Data extracted from a collection
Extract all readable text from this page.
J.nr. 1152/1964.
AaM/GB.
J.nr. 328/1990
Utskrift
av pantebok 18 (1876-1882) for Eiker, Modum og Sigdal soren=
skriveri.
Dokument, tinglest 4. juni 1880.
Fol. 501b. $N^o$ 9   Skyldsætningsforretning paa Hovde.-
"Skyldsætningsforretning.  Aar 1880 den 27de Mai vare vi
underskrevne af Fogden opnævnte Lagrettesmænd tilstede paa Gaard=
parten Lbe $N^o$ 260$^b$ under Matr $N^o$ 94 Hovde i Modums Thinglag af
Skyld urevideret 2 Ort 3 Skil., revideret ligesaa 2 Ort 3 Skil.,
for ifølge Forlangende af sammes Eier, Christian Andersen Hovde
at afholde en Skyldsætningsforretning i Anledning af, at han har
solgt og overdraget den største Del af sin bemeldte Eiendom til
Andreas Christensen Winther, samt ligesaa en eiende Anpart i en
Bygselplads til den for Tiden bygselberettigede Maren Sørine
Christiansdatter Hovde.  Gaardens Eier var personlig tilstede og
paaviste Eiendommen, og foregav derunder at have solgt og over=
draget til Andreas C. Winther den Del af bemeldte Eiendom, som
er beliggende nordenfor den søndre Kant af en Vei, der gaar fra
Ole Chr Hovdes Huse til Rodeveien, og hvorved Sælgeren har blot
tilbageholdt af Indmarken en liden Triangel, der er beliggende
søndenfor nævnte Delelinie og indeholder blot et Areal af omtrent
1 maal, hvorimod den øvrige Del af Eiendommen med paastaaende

What you need to do:
Find each line holding "solgt". Copy it out.

Correct answer:
solgt og overdraget den største Del af sin bemeldte Eiendom til
paaviste Eiendommen, og foregav derunder at have solgt og over=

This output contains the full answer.